• **What needs to be done**: Quote every line of the material beneath this one.
# # # #
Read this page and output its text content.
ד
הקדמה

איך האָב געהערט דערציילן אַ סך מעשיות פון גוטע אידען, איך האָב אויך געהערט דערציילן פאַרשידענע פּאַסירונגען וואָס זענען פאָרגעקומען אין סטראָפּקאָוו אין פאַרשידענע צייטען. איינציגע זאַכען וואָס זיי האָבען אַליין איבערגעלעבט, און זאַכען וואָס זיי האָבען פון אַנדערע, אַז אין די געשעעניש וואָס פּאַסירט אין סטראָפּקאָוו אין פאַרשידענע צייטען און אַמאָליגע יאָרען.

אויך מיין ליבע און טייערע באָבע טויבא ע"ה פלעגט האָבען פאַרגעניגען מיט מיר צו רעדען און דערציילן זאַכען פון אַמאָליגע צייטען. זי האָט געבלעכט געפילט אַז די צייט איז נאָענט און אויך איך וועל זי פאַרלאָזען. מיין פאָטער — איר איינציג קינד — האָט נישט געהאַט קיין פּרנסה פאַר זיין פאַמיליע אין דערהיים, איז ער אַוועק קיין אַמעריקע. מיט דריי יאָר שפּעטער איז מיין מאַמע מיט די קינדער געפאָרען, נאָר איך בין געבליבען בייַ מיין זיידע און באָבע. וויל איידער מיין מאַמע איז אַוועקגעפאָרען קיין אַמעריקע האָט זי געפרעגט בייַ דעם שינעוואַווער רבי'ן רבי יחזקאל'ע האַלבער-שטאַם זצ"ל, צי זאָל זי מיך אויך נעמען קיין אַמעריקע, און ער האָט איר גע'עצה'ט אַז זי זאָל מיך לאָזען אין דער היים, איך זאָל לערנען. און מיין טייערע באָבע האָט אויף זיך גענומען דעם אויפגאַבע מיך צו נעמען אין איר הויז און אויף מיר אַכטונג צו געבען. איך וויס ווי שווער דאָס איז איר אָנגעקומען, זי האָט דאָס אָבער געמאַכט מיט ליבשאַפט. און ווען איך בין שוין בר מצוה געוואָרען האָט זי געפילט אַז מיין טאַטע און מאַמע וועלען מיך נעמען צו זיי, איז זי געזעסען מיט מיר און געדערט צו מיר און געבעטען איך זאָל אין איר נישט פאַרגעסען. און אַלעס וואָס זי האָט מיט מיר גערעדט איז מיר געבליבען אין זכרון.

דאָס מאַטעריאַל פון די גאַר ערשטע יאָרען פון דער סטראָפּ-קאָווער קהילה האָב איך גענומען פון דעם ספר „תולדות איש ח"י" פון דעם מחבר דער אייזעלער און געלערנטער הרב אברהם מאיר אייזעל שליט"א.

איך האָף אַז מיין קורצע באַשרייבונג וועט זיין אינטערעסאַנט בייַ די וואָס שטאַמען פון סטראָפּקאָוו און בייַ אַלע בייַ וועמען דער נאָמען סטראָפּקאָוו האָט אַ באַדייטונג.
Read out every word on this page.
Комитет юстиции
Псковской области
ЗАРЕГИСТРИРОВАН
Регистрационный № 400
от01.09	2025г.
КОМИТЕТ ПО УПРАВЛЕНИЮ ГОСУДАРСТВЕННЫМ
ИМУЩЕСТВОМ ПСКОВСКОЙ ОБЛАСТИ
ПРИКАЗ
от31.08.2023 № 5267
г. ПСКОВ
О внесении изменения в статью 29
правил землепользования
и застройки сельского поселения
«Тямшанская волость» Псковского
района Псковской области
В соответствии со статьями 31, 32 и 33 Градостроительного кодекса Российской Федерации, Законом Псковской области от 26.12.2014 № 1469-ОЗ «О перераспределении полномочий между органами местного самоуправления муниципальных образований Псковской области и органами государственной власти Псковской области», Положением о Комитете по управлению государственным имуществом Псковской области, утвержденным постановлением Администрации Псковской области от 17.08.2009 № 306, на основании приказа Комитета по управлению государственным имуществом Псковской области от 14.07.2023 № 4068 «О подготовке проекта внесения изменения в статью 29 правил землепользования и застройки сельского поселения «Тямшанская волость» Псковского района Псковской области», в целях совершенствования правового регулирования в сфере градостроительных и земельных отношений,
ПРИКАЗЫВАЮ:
# # # #
• **Expected answer**:
Read this page and output its text content.
ד
הקדמה

איך האָב געהערט דערציילן אַ סך מעשיות פון גוטע אידען, איך האָב אויך געהערט דערציילן פאַרשידענע פּאַסירונגען וואָס זענען פאָרגעקומען אין סטראָפּקאָוו אין פאַרשידענע צייטען. איינציגע זאַכען וואָס זיי האָבען אַליין איבערגעלעבט, און זאַכען וואָס זיי האָבען פון אַנדערע, אַז אין די געשעעניש וואָס פּאַסירט אין סטראָפּקאָוו אין פאַרשידענע צייטען און אַמאָליגע יאָרען.

אויך מיין ליבע און טייערע באָבע טויבא ע"ה פלעגט האָבען פאַרגעניגען מיט מיר צו רעדען און דערציילן זאַכען פון אַמאָליגע צייטען. זי האָט געבלעכט געפילט אַז די צייט איז נאָענט און אויך איך וועל זי פאַרלאָזען. מיין פאָטער — איר איינציג קינד — האָט נישט געהאַט קיין פּרנסה פאַר זיין פאַמיליע אין דערהיים, איז ער אַוועק קיין אַמעריקע. מיט דריי יאָר שפּעטער איז מיין מאַמע מיט די קינדער געפאָרען, נאָר איך בין געבליבען בייַ מיין זיידע און באָבע. וויל איידער מיין מאַמע איז אַוועקגעפאָרען קיין אַמעריקע האָט זי געפרעגט בייַ דעם שינעוואַווער רבי'ן רבי יחזקאל'ע האַלבער-שטאַם זצ"ל, צי זאָל זי מיך אויך נעמען קיין אַמעריקע, און ער האָט איר גע'עצה'ט אַז זי זאָל מיך לאָזען אין דער היים, איך זאָל לערנען. און מיין טייערע באָבע האָט אויף זיך גענומען דעם אויפגאַבע מיך צו נעמען אין איר הויז און אויף מיר אַכטונג צו געבען. איך וויס ווי שווער דאָס איז איר אָנגעקומען, זי האָט דאָס אָבער געמאַכט מיט ליבשאַפט. און ווען איך בין שוין בר מצוה געוואָרען האָט זי געפילט אַז מיין טאַטע און מאַמע וועלען מיך נעמען צו זיי, איז זי געזעסען מיט מיר און געדערט צו מיר און געבעטען איך זאָל אין איר נישט פאַרגעסען. און אַלעס וואָס זי האָט מיט מיר גערעדט איז מיר געבליבען אין זכרון.

דאָס מאַטעריאַל פון די גאַר ערשטע יאָרען פון דער סטראָפּ-קאָווער קהילה האָב איך גענומען פון דעם ספר „תולדות איש ח"י" פון דעם מחבר דער אייזעלער און געלערנטער הרב אברהם מאיר אייזעל שליט"א.

איך האָף אַז מיין קורצע באַשרייבונג וועט זיין אינטערעסאַנט בייַ די וואָס שטאַמען פון סטראָפּקאָוו און בייַ אַלע בייַ וועמען דער נאָמען סטראָפּקאָוו האָט אַ באַדייטונג.
Read out every word on this page.
Комитет юстиции
Псковской области
ЗАРЕГИСТРИРОВАН
Регистрационный № 400
от01.09	2025г.
КОМИТЕТ ПО УПРАВЛЕНИЮ ГОСУДАРСТВЕННЫМ
ИМУЩЕСТВОМ ПСКОВСКОЙ ОБЛАСТИ
ПРИКАЗ
от31.08.2023 № 5267
г. ПСКОВ
О внесении изменения в статью 29
правил землепользования
и застройки сельского поселения
«Тямшанская волость» Псковского
района Псковской области
В соответствии со статьями 31, 32 и 33 Градостроительного кодекса Российской Федерации, Законом Псковской области от 26.12.2014 № 1469-ОЗ «О перераспределении полномочий между органами местного самоуправления муниципальных образований Псковской области и органами государственной власти Псковской области», Положением о Комитете по управлению государственным имуществом Псковской области, утвержденным постановлением Администрации Псковской области от 17.08.2009 № 306, на основании приказа Комитета по управлению государственным имуществом Псковской области от 14.07.2023 № 4068 «О подготовке проекта внесения изменения в статью 29 правил землепользования и застройки сельского поселения «Тямшанская волость» Псковского района Псковской области», в целях совершенствования правового регулирования в сфере градостроительных и земельных отношений,
ПРИКАЗЫВАЮ:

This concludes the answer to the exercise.